AUFGABEN:
(a) Zitiere aus dem Text zur DGNB-Pilotphase den Abschnitt von „Die Frage nach“ bis „Gestaltqualität eines Gebäudes?“.
(b) Nenne alle Organisationen, die laut dem Text zur DGNB-Pilotphase den Beirat für Gestaltungsqualität berufen.

VORLIEGENDER TEXT:
_ _ _

Von der Deutschen Gesellschaft für Nachhaltiges Bauen (DGNB) zertifizierte Projekte haben ab sofort die Möglichkeit, sich für eine Pilotphase zur Bewertung der gestalterischen und baukulturellen Qualität anzumelden. Dabei durchlaufen sie einen Beurteilungsprozess durch einen von der DGNB, der Bundesarchitektenkammer und dem Bund Deutscher Architekten (BDA) berufenen Beirat für Gestaltungsqualität. Als Ergebnis winkt eine das Zertifikat ergänzende Auszeichnung. Auch Gebäude, die ein DGNB Vorzertifikat anstreben, sind angesprochen. Bei diesen hat die Prüfung das Ziel, Handlungsempfehlungen in einer frühen Phase zu erhalten, um das Projekt unter Aspekten der Gestaltung und Baukultur zu optimieren. Der Startschuss zur Pilotphase fällt am 5. Oktober 2015 im Rahmen der EXPO REAL in München.
Die Frage nach der Bewertung der gestalterischen Qualität eines Gebäudes beschäftigt die DGNB seit ihrer Gründung. „Von Beginn an war es immer auch unser Ziel, mit der DGNB Impulse im Sinne der Baukultur zu setzen“, erklärt DGNB Vizepräsident Martin Haas. Die entscheidende Frage: Wie lassen sie sich miteinander in Einklang bringen – das auf quantitativ messbaren Faktoren beruhende DGNB System und die weitgehend nur qualitativ zu bewertende Gestaltqualität eines Gebäudes?

_ _ _

[Einträge mit Begrenzungsrahmen]
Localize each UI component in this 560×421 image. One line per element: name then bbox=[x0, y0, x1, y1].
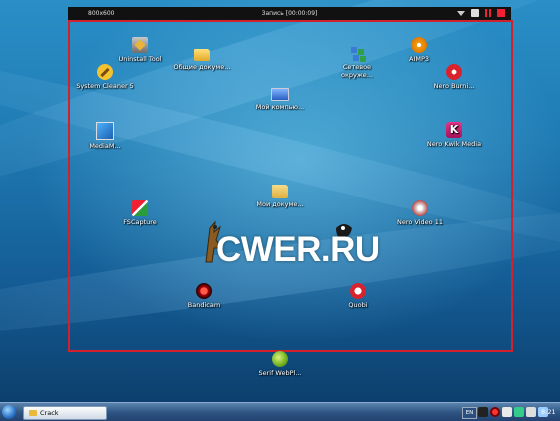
desktop-icon-shared-docs[interactable]: Общие докуме... bbox=[172, 45, 232, 71]
desktop-icon-label: System Cleaner 5 bbox=[76, 82, 134, 90]
fscapture-icon bbox=[132, 200, 148, 216]
bandicam-icon bbox=[196, 283, 212, 299]
desktop-icon-label: Nero Video 11 bbox=[397, 218, 443, 226]
desktop-icon-mediamonkey[interactable]: MediaM... bbox=[75, 122, 135, 150]
serif-icon bbox=[272, 351, 288, 367]
nero-video-icon bbox=[412, 200, 428, 216]
desktop-icon-label: Общие докуме... bbox=[173, 63, 231, 71]
desktop-icon-label: AIMP3 bbox=[408, 55, 430, 63]
desktop-icon-label: Nero Kwik Media bbox=[426, 140, 482, 148]
taskbar-item-label: Crack bbox=[40, 409, 59, 417]
tray-app-icon[interactable] bbox=[502, 407, 512, 417]
desktop-icon-label: MediaM... bbox=[89, 142, 121, 150]
tray-app-icon[interactable] bbox=[478, 407, 488, 417]
desktop-icon-nero-burning[interactable]: Nero Burni... bbox=[424, 64, 484, 90]
recorder-status: Запись [00:00:09] bbox=[261, 10, 318, 17]
volume-icon[interactable] bbox=[526, 407, 536, 417]
taskbar: Crack EN 8:21 bbox=[0, 402, 560, 421]
desktop-icon-aimp[interactable]: AIMP3 bbox=[389, 37, 449, 63]
desktop-icon-network[interactable]: Сетевое окруже... bbox=[327, 45, 387, 79]
desktop-icon-fscapture[interactable]: FSCapture bbox=[110, 200, 170, 226]
desktop-icon-label: Quobi bbox=[348, 301, 368, 309]
network-tray-icon[interactable] bbox=[514, 407, 524, 417]
media-icon bbox=[96, 122, 114, 140]
system-cleaner-icon bbox=[97, 64, 113, 80]
uninstall-tool-icon bbox=[132, 37, 148, 53]
desktop-icon-label: FSCapture bbox=[123, 218, 157, 226]
desktop-icon-my-computer[interactable]: Мой компью... bbox=[250, 88, 310, 111]
logo-text: CWER.RU bbox=[216, 230, 380, 269]
stop-icon[interactable] bbox=[497, 9, 505, 17]
desktop-icon-bandicam[interactable]: Bandicam bbox=[174, 283, 234, 309]
start-button[interactable] bbox=[2, 405, 16, 419]
desktop-icon-label: Serif WebPl... bbox=[258, 369, 302, 377]
nero-icon bbox=[446, 64, 462, 80]
computer-icon bbox=[271, 88, 289, 101]
desktop-icon-quobi[interactable]: Quobi bbox=[328, 283, 388, 309]
dropdown-icon[interactable] bbox=[457, 11, 465, 16]
aimp-icon bbox=[411, 37, 427, 53]
recorder-toolbar: 800x600 Запись [00:00:09] bbox=[68, 7, 511, 20]
cwer-logo: CWER.RU bbox=[196, 218, 380, 268]
desktop-icon-label: Uninstall Tool bbox=[118, 55, 162, 63]
clock[interactable]: 8:21 bbox=[541, 406, 556, 418]
taskbar-item-crack[interactable]: Crack bbox=[23, 406, 107, 420]
system-tray bbox=[478, 407, 548, 417]
nero-kwik-icon: K bbox=[446, 122, 462, 138]
recorder-controls bbox=[457, 9, 505, 17]
desktop-icon-label: Мои докуме... bbox=[256, 200, 304, 208]
network-icon bbox=[349, 45, 365, 61]
desktop-icon-label: Мой компью... bbox=[255, 103, 305, 111]
desktop-icon-label: Сетевое окруже... bbox=[341, 63, 373, 79]
documents-folder-icon bbox=[272, 185, 288, 198]
desktop-icon-uninstall-tool[interactable]: Uninstall Tool bbox=[110, 37, 170, 63]
language-indicator[interactable]: EN bbox=[462, 407, 477, 419]
desktop-icon-my-documents[interactable]: Мои докуме... bbox=[250, 185, 310, 208]
pause-icon[interactable] bbox=[485, 9, 491, 17]
folder-icon bbox=[29, 410, 37, 416]
folder-icon bbox=[194, 49, 210, 61]
quobi-icon bbox=[350, 283, 366, 299]
desktop-icon-nero-kwik[interactable]: K Nero Kwik Media bbox=[424, 122, 484, 148]
desktop: 800x600 Запись [00:00:09] Uninstall Tool… bbox=[0, 0, 560, 402]
bandicam-tray-icon[interactable] bbox=[490, 407, 500, 417]
desktop-icon-nero-video[interactable]: Nero Video 11 bbox=[390, 200, 450, 226]
desktop-icon-label: Bandicam bbox=[187, 301, 221, 309]
camera-icon[interactable] bbox=[471, 9, 479, 17]
desktop-icon-system-cleaner[interactable]: System Cleaner 5 bbox=[75, 64, 135, 90]
desktop-icon-label: Nero Burni... bbox=[433, 82, 475, 90]
desktop-icon-serif-webplus[interactable]: Serif WebPl... bbox=[250, 351, 310, 377]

_ _ _

LÖSUNGEN:
(a)
Die Frage nach der Bewertung der gestalterischen Qualität eines Gebäudes beschäftigt die DGNB seit ihrer Gründung. „Von Beginn an war es immer auch unser Ziel, mit der DGNB Impulse im Sinne der Baukultur zu setzen“, erklärt DGNB Vizepräsident Martin Haas. Die entscheidende Frage: Wie lassen sie sich miteinander in Einklang bringen – das auf quantitativ messbaren Faktoren beruhende DGNB System und die weitgehend nur qualitativ zu bewertende Gestaltqualität eines Gebäudes?

(b)
- Deutsche Gesellschaft für Nachhaltiges Bauen (DGNB)
- Bundesarchitektenkammer
- Bund Deutscher Architekten (BDA)